Task brief | Identify each line in the records below that contains the word "this", and copy it.

___ Record list ___

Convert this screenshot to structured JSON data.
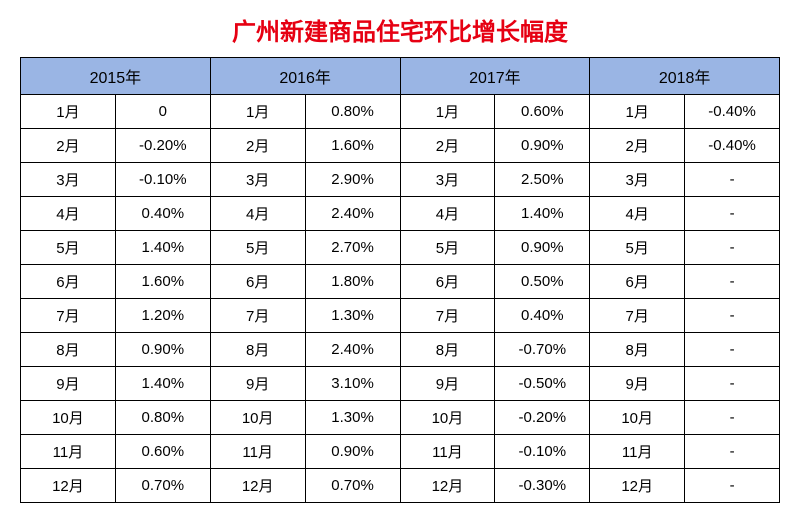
{
  "title": "广州新建商品住宅环比增长幅度",
  "title_color": "#e60012",
  "header_bg": "#9ab5e4",
  "border_color": "#000000",
  "background_color": "#ffffff",
  "years": [
    "2015年",
    "2016年",
    "2017年",
    "2018年"
  ],
  "months": [
    "1月",
    "2月",
    "3月",
    "4月",
    "5月",
    "6月",
    "7月",
    "8月",
    "9月",
    "10月",
    "11月",
    "12月"
  ],
  "data": {
    "2015": [
      "0",
      "-0.20%",
      "-0.10%",
      "0.40%",
      "1.40%",
      "1.60%",
      "1.20%",
      "0.90%",
      "1.40%",
      "0.80%",
      "0.60%",
      "0.70%"
    ],
    "2016": [
      "0.80%",
      "1.60%",
      "2.90%",
      "2.40%",
      "2.70%",
      "1.80%",
      "1.30%",
      "2.40%",
      "3.10%",
      "1.30%",
      "0.90%",
      "0.70%"
    ],
    "2017": [
      "0.60%",
      "0.90%",
      "2.50%",
      "1.40%",
      "0.90%",
      "0.50%",
      "0.40%",
      "-0.70%",
      "-0.50%",
      "-0.20%",
      "-0.10%",
      "-0.30%"
    ],
    "2018": [
      "-0.40%",
      "-0.40%",
      "-",
      "-",
      "-",
      "-",
      "-",
      "-",
      "-",
      "-",
      "-",
      "-"
    ]
  }
}
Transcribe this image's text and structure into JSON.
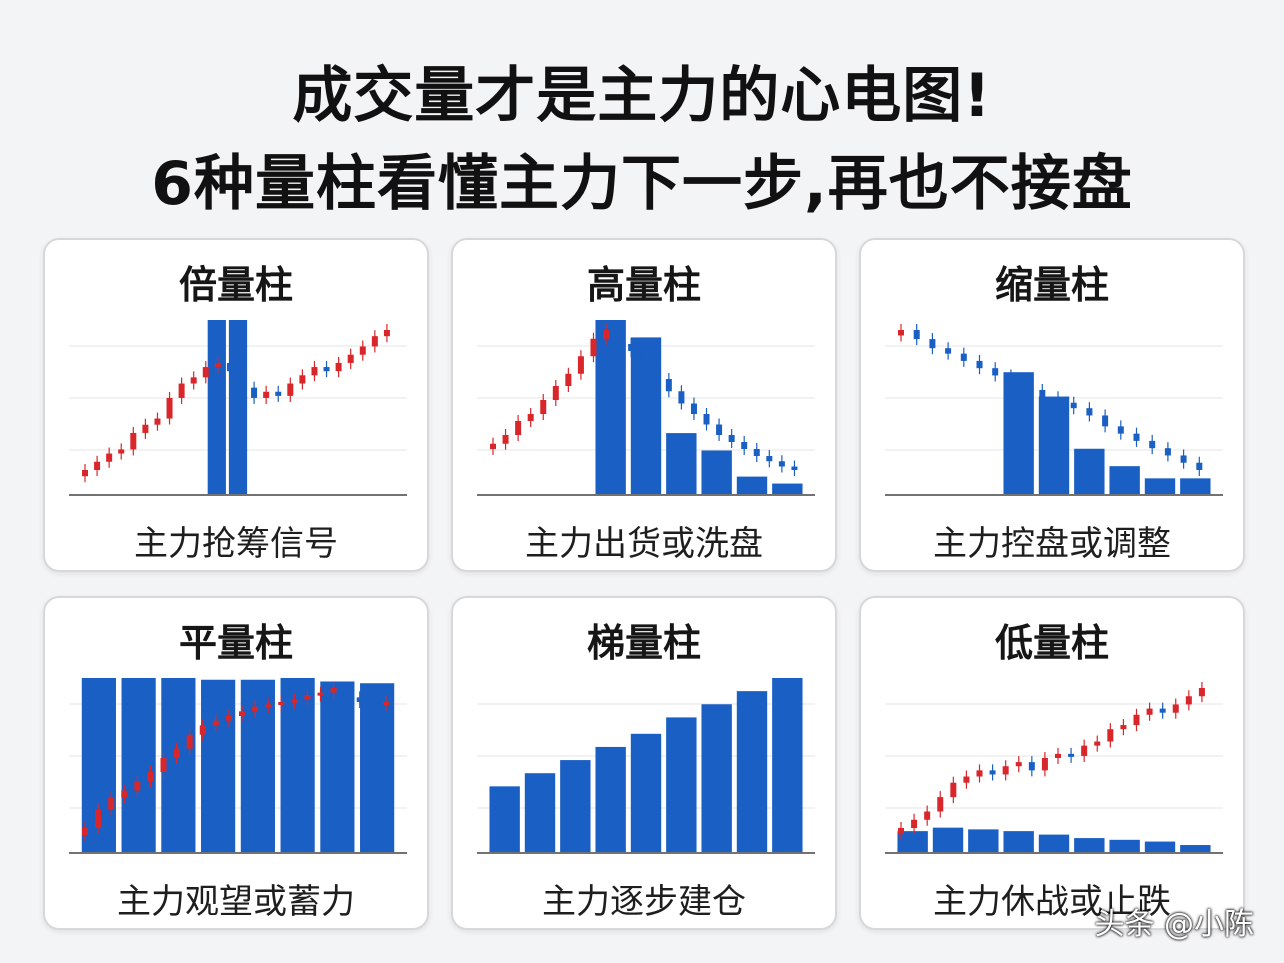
{
  "headline": {
    "line1": "成交量才是主力的心电图!",
    "line2": "6种量柱看懂主力下一步,再也不接盘"
  },
  "watermark": "头条 @小陈",
  "colors": {
    "bar": "#1a5fc4",
    "up": "#d9262b",
    "down": "#1a5fc4",
    "grid": "#e6e6e6",
    "axis": "#444444"
  },
  "chart_data": [
    {
      "type": "bar",
      "title": "倍量柱",
      "caption": "主力抢筹信号",
      "volume_bars": [
        0,
        0,
        0,
        0,
        0,
        0,
        100,
        100,
        0,
        0,
        0,
        0,
        0,
        0,
        0
      ],
      "price_closes": [
        20,
        24,
        28,
        30,
        38,
        42,
        45,
        55,
        62,
        65,
        70,
        72,
        68,
        60,
        55,
        58,
        56,
        62,
        66,
        70,
        68,
        72,
        76,
        80,
        85,
        88
      ]
    },
    {
      "type": "bar",
      "title": "高量柱",
      "caption": "主力出货或洗盘",
      "volume_bars": [
        0,
        0,
        0,
        100,
        90,
        35,
        25,
        10,
        6
      ],
      "price_closes": [
        25,
        30,
        38,
        42,
        50,
        58,
        65,
        75,
        85,
        90,
        82,
        78,
        70,
        62,
        55,
        48,
        42,
        36,
        30,
        26,
        22,
        18,
        15,
        12,
        10
      ]
    },
    {
      "type": "bar",
      "title": "缩量柱",
      "caption": "主力控盘或调整",
      "volume_bars": [
        0,
        0,
        0,
        70,
        56,
        26,
        16,
        9,
        9
      ],
      "price_closes": [
        95,
        90,
        85,
        82,
        78,
        74,
        70,
        68,
        62,
        58,
        55,
        52,
        48,
        42,
        38,
        34,
        30,
        26,
        22,
        18
      ]
    },
    {
      "type": "bar",
      "title": "平量柱",
      "caption": "主力观望或蓄力",
      "volume_bars": [
        100,
        100,
        100,
        99,
        99,
        100,
        98,
        97
      ],
      "price_closes": [
        22,
        30,
        35,
        38,
        42,
        46,
        52,
        56,
        62,
        66,
        68,
        70,
        72,
        74,
        75,
        76,
        77,
        79,
        80,
        82,
        78,
        76,
        75,
        76
      ]
    },
    {
      "type": "bar",
      "title": "梯量柱",
      "caption": "主力逐步建仓",
      "volume_bars": [
        40,
        48,
        56,
        64,
        72,
        82,
        90,
        98,
        106
      ]
    },
    {
      "type": "bar",
      "title": "低量柱",
      "caption": "主力休战或止跌",
      "volume_bars": [
        12,
        14,
        13,
        12,
        10,
        8,
        7,
        6,
        4
      ],
      "price_closes": [
        30,
        34,
        38,
        45,
        52,
        55,
        58,
        56,
        60,
        62,
        58,
        64,
        66,
        65,
        70,
        72,
        78,
        80,
        85,
        88,
        86,
        90,
        94,
        98
      ]
    }
  ]
}
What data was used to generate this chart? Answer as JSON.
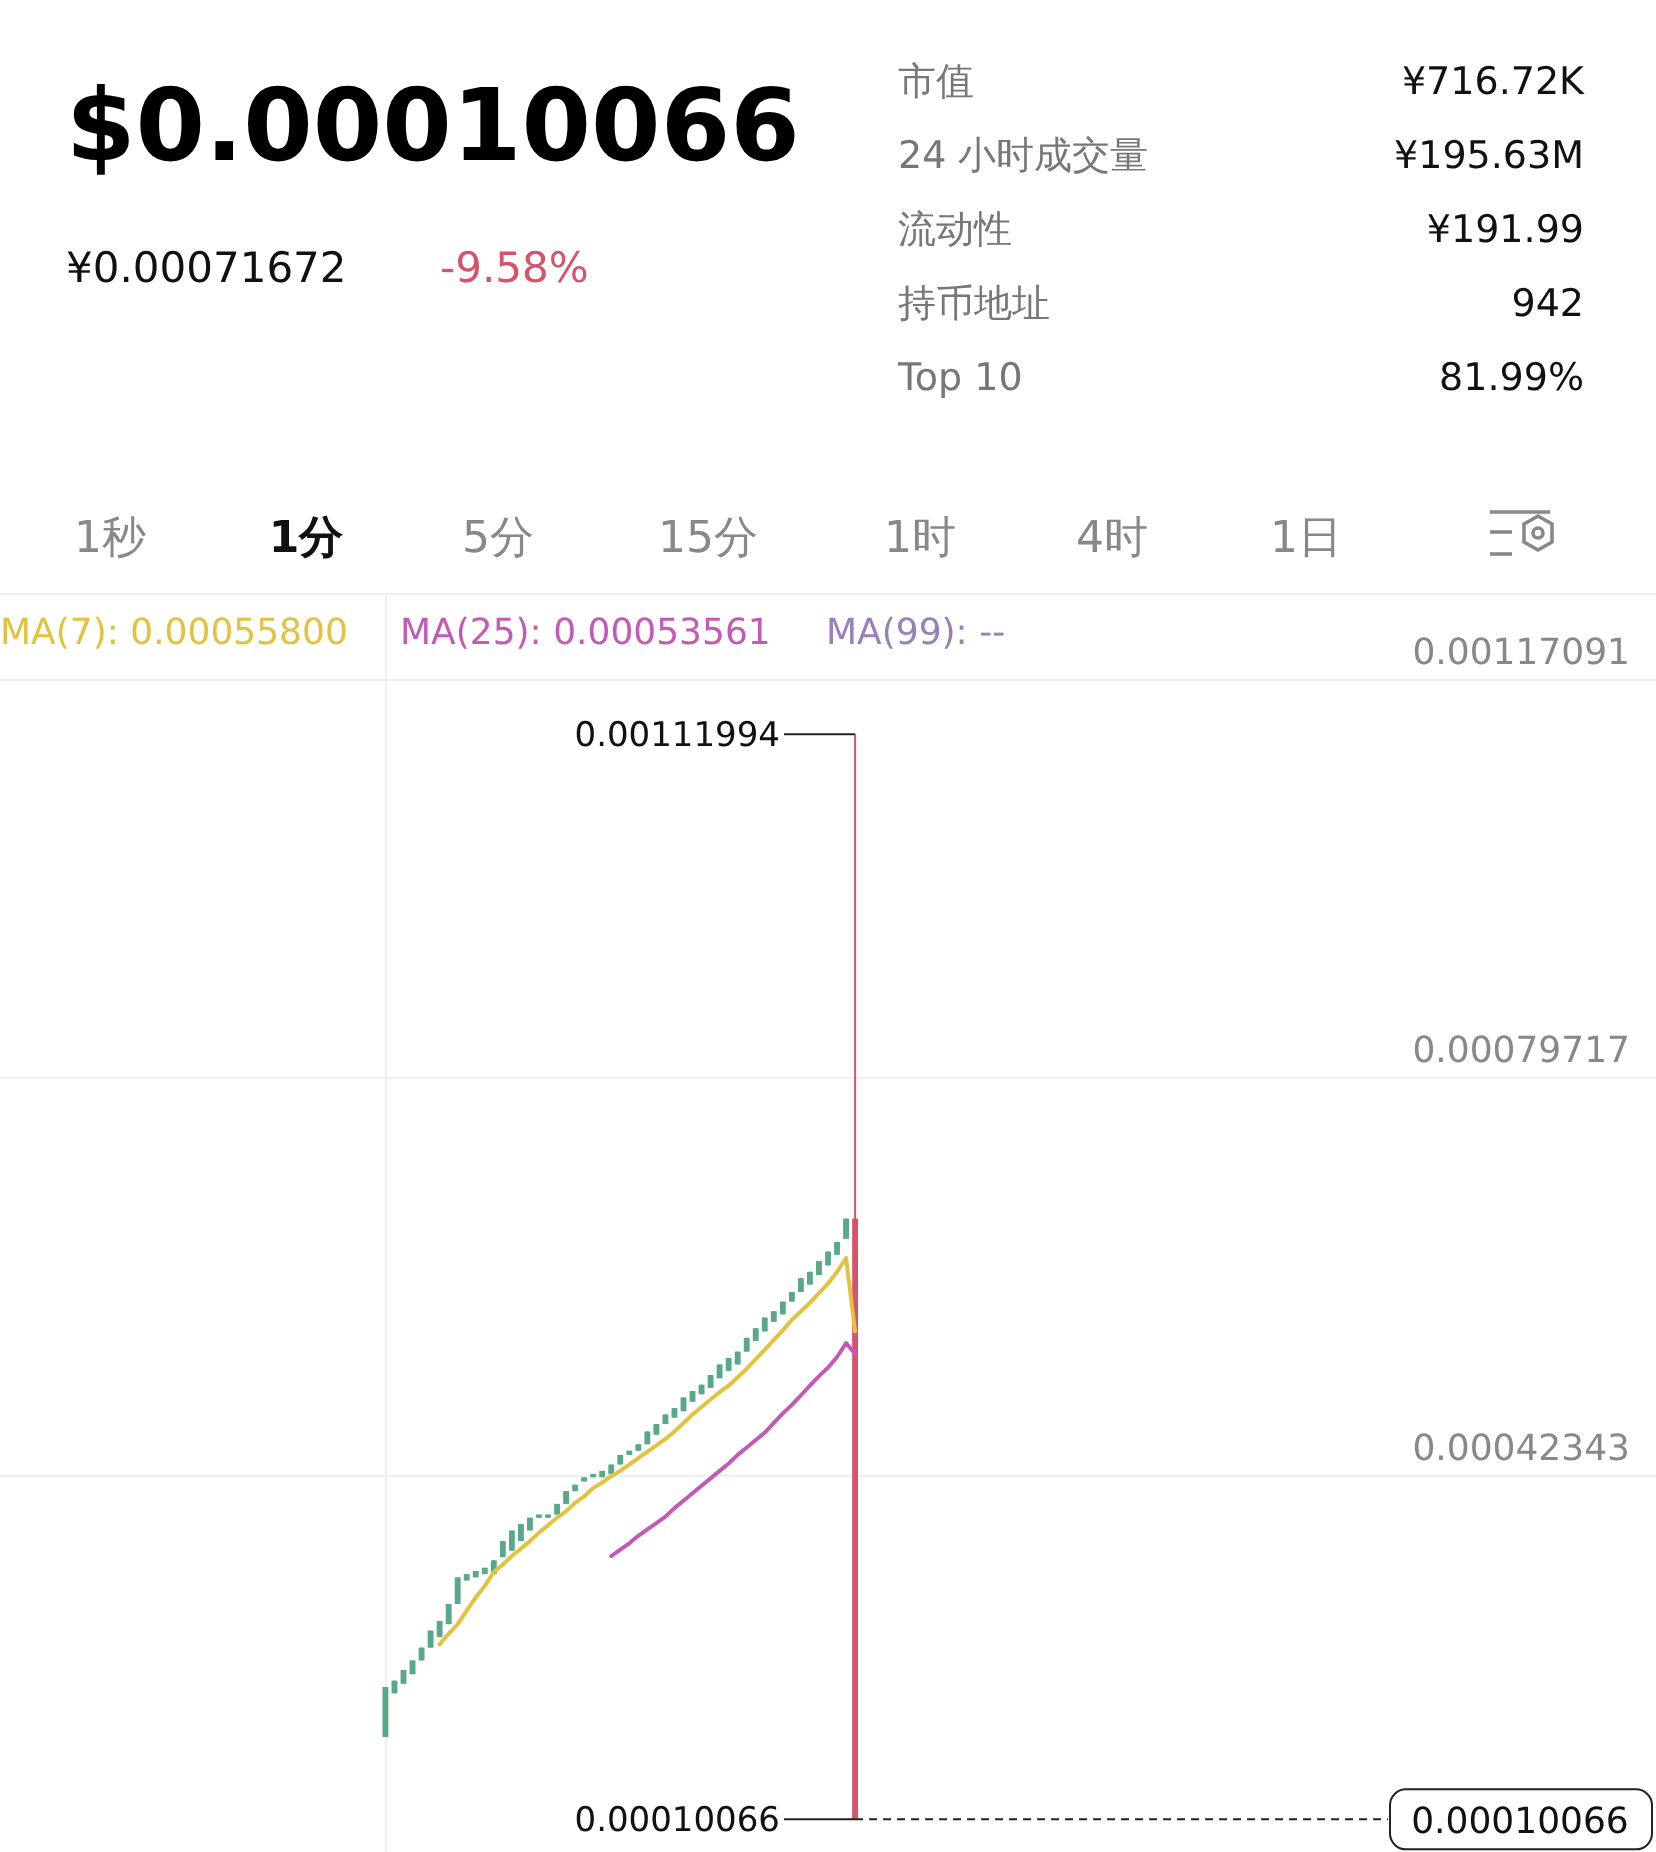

___

Reply |
Convert this screenshot to structured JSON data.
Transcribe this image's text and structure into JSON.
What data was used to generate this chart? Answer as JSON.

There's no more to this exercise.